Your objective:
What is wanted is every record, duplicated word for word.

───── Dataset

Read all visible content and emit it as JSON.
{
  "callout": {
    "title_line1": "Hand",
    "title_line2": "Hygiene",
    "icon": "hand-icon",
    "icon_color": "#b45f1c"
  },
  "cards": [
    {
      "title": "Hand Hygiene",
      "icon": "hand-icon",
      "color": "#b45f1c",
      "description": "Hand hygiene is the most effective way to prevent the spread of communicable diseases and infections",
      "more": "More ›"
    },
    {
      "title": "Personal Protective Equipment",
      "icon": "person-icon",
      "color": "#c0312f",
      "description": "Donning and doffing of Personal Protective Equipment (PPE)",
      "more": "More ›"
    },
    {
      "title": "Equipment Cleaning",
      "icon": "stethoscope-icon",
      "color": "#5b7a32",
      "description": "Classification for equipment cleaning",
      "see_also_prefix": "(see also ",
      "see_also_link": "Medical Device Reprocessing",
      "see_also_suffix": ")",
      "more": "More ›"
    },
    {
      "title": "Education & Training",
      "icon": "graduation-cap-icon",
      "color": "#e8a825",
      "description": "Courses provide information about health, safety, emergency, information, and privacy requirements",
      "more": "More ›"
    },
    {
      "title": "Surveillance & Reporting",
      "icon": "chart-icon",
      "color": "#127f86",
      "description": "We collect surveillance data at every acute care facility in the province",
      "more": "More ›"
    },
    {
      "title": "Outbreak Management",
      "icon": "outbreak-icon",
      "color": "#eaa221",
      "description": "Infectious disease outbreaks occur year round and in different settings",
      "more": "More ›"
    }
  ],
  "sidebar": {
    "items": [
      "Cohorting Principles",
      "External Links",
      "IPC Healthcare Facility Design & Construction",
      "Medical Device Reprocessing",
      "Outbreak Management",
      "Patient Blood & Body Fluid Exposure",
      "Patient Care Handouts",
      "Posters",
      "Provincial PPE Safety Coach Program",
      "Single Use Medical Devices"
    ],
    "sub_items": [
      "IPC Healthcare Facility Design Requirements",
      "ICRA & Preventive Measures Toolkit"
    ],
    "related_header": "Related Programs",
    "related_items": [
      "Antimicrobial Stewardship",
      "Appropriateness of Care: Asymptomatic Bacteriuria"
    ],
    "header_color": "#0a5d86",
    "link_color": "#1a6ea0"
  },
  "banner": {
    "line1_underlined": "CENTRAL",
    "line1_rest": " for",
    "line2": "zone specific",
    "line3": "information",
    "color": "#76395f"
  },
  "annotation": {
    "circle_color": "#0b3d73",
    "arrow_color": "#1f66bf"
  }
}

──────────

Result of the task:
Read all visible content and emit it as JSON.
{
  "callout": {
    "title_line1": "Hand",
    "title_line2": "Hygiene",
    "icon": "hand-icon",
    "icon_color": "#b45f1c"
  },
  "cards": [
    {
      "title": "Hand Hygiene",
      "icon": "hand-icon",
      "color": "#b45f1c",
      "description": "Hand hygiene is the most effective way to prevent the spread of communicable diseases and infections",
      "more": "More ›"
    },
    {
      "title": "Personal Protective Equipment",
      "icon": "person-icon",
      "color": "#c0312f",
      "description": "Donning and doffing of Personal Protective Equipment (PPE)",
      "more": "More ›"
    },
    {
      "title": "Equipment Cleaning",
      "icon": "stethoscope-icon",
      "color": "#5b7a32",
      "description": "Classification for equipment cleaning",
      "see_also_prefix": "(see also ",
      "see_also_link": "Medical Device Reprocessing",
      "see_also_suffix": ")",
      "more": "More ›"
    },
    {
      "title": "Education & Training",
      "icon": "graduation-cap-icon",
      "color": "#e8a825",
      "description": "Courses provide information about health, safety, emergency, information, and privacy requirements",
      "more": "More ›"
    },
    {
      "title": "Surveillance & Reporting",
      "icon": "chart-icon",
      "color": "#127f86",
      "description": "We collect surveillance data at every acute care facility in the province",
      "more": "More ›"
    },
    {
      "title": "Outbreak Management",
      "icon": "outbreak-icon",
      "color": "#eaa221",
      "description": "Infectious disease outbreaks occur year round and in different settings",
      "more": "More ›"
    }
  ],
  "sidebar": {
    "items": [
      "Cohorting Principles",
      "External Links",
      "IPC Healthcare Facility Design & Construction",
      "Medical Device Reprocessing",
      "Outbreak Management",
      "Patient Blood & Body Fluid Exposure",
      "Patient Care Handouts",
      "Posters",
      "Provincial PPE Safety Coach Program",
      "Single Use Medical Devices"
    ],
    "sub_items": [
      "IPC Healthcare Facility Design Requirements",
      "ICRA & Preventive Measures Toolkit"
    ],
    "related_header": "Related Programs",
    "related_items": [
      "Antimicrobial Stewardship",
      "Appropriateness of Care: Asymptomatic Bacteriuria"
    ],
    "header_color": "#0a5d86",
    "link_color": "#1a6ea0"
  },
  "banner": {
    "line1_underlined": "CENTRAL",
    "line1_rest": " for",
    "line2": "zone specific",
    "line3": "information",
    "color": "#76395f"
  },
  "annotation": {
    "circle_color": "#0b3d73",
    "arrow_color": "#1f66bf"
  }
}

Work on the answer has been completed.